*INSTRUCTIONS FOR THE TASK*: Can you pull out each line of the data below that includes the word "زيادة"?

**** GIVEN DATA ****

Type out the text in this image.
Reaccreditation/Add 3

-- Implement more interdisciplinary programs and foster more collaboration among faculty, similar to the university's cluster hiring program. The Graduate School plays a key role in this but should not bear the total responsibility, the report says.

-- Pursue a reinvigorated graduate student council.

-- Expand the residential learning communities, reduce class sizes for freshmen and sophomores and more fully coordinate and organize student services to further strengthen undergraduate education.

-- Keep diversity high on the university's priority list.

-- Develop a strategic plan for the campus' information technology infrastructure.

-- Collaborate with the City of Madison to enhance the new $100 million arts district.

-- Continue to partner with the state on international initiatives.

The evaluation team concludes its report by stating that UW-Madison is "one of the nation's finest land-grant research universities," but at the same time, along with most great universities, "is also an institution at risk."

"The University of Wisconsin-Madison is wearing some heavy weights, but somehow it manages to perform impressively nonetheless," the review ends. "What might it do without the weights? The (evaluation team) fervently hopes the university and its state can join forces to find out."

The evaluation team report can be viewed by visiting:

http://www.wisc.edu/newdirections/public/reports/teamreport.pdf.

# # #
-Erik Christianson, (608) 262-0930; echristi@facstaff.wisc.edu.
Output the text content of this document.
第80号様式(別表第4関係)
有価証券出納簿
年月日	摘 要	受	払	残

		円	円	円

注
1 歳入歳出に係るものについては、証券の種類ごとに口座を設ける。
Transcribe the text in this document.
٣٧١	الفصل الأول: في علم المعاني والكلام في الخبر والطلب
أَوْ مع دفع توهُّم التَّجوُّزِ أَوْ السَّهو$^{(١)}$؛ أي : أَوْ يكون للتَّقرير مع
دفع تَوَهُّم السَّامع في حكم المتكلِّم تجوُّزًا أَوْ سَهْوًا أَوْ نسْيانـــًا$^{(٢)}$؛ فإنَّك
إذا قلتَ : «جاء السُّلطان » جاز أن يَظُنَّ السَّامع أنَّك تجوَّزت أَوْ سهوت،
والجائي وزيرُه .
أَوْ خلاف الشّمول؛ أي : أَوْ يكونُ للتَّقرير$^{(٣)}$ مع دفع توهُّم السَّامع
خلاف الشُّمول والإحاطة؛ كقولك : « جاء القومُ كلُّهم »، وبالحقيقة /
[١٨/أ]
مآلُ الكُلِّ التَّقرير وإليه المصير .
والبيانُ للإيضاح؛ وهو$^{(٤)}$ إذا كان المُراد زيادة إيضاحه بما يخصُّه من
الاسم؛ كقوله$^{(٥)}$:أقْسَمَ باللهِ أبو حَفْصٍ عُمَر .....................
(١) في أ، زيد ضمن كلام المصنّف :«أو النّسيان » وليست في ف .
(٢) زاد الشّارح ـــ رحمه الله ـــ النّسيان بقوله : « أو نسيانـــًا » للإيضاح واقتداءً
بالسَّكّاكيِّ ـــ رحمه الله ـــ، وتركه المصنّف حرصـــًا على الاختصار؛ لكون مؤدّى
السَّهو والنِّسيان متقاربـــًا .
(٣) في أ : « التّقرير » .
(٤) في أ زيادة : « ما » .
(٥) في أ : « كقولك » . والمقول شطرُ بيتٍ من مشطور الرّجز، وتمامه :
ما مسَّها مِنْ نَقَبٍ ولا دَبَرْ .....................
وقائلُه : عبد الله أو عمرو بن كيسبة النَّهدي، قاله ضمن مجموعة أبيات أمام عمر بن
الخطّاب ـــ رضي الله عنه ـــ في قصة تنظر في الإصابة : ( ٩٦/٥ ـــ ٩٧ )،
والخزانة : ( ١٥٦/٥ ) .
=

****

*PROBLEM SOLUTION*:
والبيانُ للإيضاح؛ وهو$^{(٤)}$ إذا كان المُراد زيادة إيضاحه بما يخصُّه من
(٤) في أ زيادة : « ما » .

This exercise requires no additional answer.